Supplied material:

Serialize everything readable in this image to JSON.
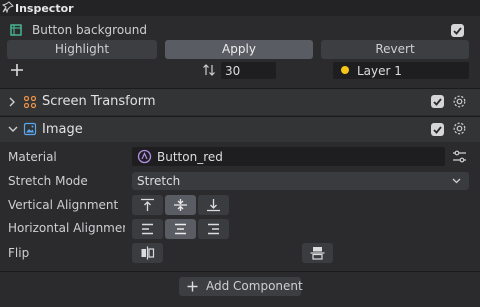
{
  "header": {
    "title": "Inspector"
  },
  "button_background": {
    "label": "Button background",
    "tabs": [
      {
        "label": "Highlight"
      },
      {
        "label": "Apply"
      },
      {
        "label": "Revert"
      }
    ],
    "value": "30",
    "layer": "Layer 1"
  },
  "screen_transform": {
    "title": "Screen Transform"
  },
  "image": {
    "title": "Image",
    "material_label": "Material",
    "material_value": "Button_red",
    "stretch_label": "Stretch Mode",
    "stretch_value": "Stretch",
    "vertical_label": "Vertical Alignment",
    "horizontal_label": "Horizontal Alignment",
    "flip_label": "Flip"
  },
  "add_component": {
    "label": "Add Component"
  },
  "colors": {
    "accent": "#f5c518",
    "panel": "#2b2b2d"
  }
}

...

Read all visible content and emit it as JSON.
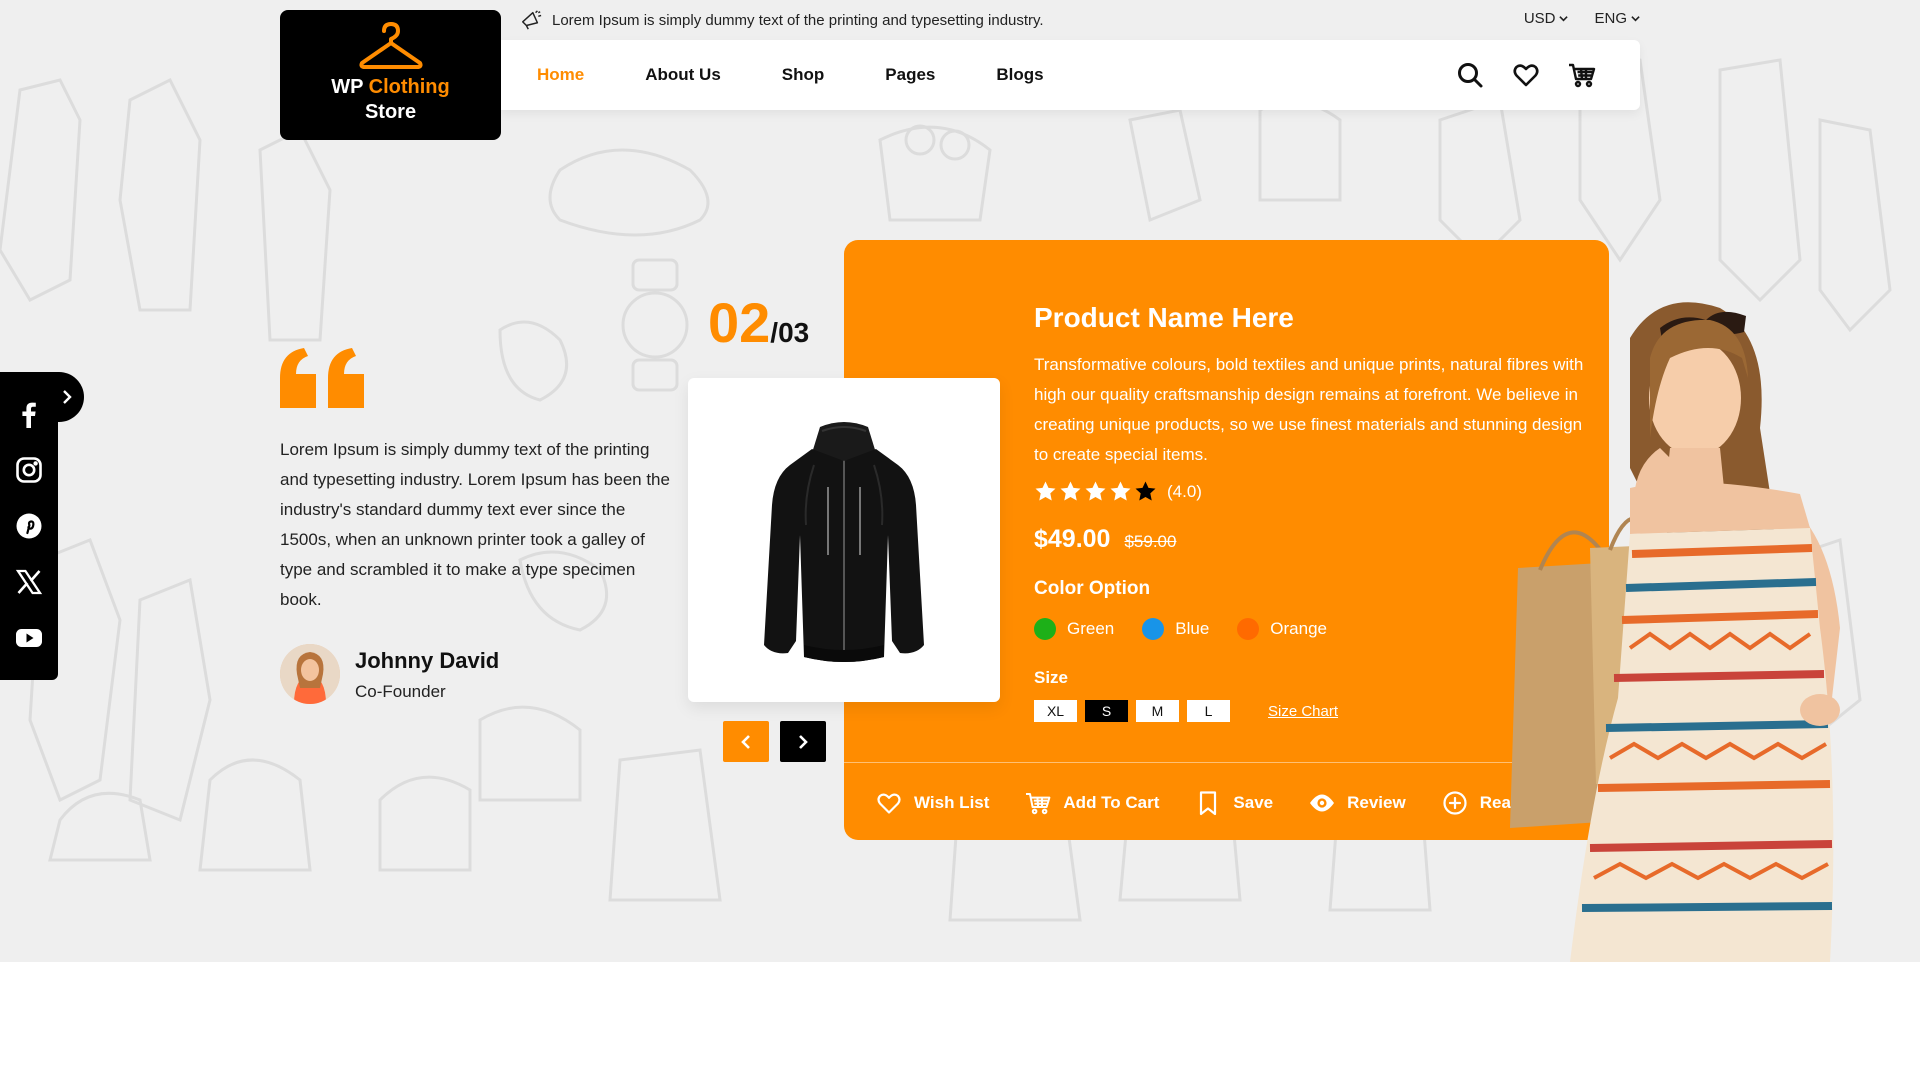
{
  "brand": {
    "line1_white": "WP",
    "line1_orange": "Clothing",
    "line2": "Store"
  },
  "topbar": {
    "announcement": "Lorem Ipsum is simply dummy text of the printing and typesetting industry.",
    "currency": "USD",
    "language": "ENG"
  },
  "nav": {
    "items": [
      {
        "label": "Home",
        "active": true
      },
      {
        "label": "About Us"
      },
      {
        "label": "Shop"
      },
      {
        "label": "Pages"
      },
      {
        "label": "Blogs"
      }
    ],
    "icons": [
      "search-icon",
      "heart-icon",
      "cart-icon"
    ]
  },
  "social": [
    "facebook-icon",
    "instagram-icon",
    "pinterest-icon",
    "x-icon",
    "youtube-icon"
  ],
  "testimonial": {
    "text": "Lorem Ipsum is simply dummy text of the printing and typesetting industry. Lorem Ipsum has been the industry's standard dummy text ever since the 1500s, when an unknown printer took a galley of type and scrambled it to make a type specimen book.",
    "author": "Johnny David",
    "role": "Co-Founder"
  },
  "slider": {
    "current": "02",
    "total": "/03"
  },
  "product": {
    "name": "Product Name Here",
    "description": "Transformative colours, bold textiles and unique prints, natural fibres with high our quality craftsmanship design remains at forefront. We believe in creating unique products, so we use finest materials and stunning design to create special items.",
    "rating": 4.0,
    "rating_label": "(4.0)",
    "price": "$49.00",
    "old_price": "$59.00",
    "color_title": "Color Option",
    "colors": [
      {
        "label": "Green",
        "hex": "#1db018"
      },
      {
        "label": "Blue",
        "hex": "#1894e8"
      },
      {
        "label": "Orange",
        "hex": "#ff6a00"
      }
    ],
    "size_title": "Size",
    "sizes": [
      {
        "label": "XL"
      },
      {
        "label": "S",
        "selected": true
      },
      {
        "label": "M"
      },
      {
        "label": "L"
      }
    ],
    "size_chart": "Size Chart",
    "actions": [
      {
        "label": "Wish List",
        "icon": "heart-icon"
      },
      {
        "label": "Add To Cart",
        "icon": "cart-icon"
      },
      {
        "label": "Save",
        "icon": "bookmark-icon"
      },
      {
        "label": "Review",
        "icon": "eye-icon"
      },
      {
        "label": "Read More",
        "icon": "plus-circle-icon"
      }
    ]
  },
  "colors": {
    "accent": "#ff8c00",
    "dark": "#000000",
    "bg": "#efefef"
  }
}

* * *

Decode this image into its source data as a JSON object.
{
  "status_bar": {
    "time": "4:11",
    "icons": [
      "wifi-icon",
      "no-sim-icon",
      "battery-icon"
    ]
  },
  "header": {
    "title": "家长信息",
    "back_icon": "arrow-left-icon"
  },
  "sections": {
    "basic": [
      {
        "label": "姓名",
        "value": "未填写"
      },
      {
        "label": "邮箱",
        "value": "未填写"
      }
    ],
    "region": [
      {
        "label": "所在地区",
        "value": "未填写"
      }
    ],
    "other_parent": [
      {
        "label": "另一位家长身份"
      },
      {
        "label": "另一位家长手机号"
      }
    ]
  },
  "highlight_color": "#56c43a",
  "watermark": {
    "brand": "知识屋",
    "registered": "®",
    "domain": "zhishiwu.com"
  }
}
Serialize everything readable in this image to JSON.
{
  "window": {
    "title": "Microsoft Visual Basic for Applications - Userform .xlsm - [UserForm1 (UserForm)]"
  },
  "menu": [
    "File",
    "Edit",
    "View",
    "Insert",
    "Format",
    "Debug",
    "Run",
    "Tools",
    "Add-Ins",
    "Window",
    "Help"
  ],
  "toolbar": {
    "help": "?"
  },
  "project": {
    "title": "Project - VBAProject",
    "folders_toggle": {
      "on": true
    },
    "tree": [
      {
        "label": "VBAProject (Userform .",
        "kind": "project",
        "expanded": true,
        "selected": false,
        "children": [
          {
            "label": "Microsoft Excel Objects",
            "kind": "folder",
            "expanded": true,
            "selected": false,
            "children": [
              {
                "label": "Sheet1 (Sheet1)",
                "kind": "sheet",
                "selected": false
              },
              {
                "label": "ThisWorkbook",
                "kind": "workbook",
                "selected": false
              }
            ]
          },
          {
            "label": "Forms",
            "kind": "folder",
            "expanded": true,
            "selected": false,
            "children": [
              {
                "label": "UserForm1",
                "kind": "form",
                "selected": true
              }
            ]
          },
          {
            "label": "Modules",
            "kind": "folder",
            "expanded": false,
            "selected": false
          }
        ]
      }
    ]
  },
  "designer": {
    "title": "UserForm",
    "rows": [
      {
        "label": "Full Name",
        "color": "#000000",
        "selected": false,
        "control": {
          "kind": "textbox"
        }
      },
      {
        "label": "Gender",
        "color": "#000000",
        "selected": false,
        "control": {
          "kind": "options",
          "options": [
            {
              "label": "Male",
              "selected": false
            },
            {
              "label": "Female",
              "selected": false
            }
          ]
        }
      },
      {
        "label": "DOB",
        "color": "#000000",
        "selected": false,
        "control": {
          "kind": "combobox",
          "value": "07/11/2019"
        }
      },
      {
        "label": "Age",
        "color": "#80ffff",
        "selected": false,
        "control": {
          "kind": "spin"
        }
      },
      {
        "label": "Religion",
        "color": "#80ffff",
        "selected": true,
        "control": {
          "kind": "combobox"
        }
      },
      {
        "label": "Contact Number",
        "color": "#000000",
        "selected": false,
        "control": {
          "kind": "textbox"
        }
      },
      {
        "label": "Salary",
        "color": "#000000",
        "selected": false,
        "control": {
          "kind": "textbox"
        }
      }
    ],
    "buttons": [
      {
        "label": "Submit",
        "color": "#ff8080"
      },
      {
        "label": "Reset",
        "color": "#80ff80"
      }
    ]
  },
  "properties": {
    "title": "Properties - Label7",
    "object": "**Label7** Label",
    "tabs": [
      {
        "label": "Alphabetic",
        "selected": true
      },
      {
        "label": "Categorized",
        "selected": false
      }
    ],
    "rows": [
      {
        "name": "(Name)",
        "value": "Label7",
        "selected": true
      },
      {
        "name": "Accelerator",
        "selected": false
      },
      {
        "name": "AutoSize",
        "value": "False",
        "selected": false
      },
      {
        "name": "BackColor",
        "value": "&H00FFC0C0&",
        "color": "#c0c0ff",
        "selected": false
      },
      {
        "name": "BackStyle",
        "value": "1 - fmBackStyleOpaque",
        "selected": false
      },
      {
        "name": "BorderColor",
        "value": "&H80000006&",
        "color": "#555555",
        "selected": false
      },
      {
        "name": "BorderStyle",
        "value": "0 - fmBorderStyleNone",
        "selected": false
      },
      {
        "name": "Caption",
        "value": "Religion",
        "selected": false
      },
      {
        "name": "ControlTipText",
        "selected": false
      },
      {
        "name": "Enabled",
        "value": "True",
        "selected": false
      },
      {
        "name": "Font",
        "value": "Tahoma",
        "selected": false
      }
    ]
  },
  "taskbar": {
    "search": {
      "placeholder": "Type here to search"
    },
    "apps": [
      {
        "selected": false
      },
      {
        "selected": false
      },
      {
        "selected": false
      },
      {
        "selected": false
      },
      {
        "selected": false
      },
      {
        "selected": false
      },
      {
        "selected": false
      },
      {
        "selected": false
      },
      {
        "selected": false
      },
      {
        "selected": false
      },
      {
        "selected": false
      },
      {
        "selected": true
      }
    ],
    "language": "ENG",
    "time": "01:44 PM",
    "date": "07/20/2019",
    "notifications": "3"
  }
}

Exercise description:
Looking at the records above, report how many lines contain the word "printing". Answer with the number only.

Solution for this problem:
2